(Collected data entries)
+ + + +

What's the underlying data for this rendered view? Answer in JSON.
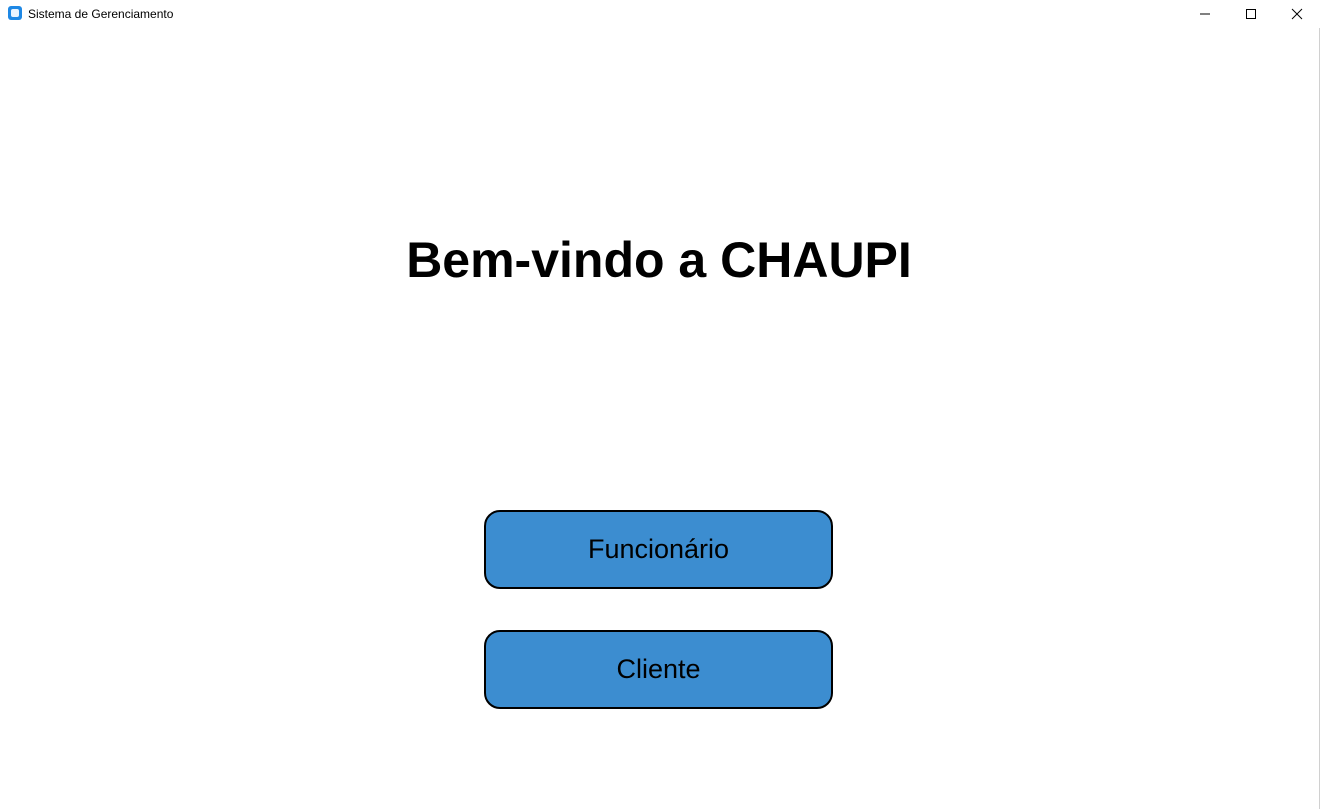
{
  "window": {
    "title": "Sistema de Gerenciamento",
    "app_icon": "app-window-icon",
    "controls": {
      "minimize_icon": "minimize-icon",
      "maximize_icon": "maximize-icon",
      "close_icon": "close-icon"
    }
  },
  "main": {
    "heading": "Bem-vindo a CHAUPI",
    "buttons": [
      {
        "label": "Funcionário"
      },
      {
        "label": "Cliente"
      }
    ]
  },
  "colors": {
    "button_fill": "#3c8dd0",
    "button_border": "#000000",
    "background": "#ffffff"
  }
}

+ + + +

> [SHORT PROBLEM]: Reproduce each entry precisely, dropping only the pictures.

> [RESPONSE TO THE EXERCISE]:
What's the underlying data for this rendered view? Answer in JSON.
{
  "window": {
    "title": "Sistema de Gerenciamento",
    "app_icon": "app-window-icon",
    "controls": {
      "minimize_icon": "minimize-icon",
      "maximize_icon": "maximize-icon",
      "close_icon": "close-icon"
    }
  },
  "main": {
    "heading": "Bem-vindo a CHAUPI",
    "buttons": [
      {
        "label": "Funcionário"
      },
      {
        "label": "Cliente"
      }
    ]
  },
  "colors": {
    "button_fill": "#3c8dd0",
    "button_border": "#000000",
    "background": "#ffffff"
  }
}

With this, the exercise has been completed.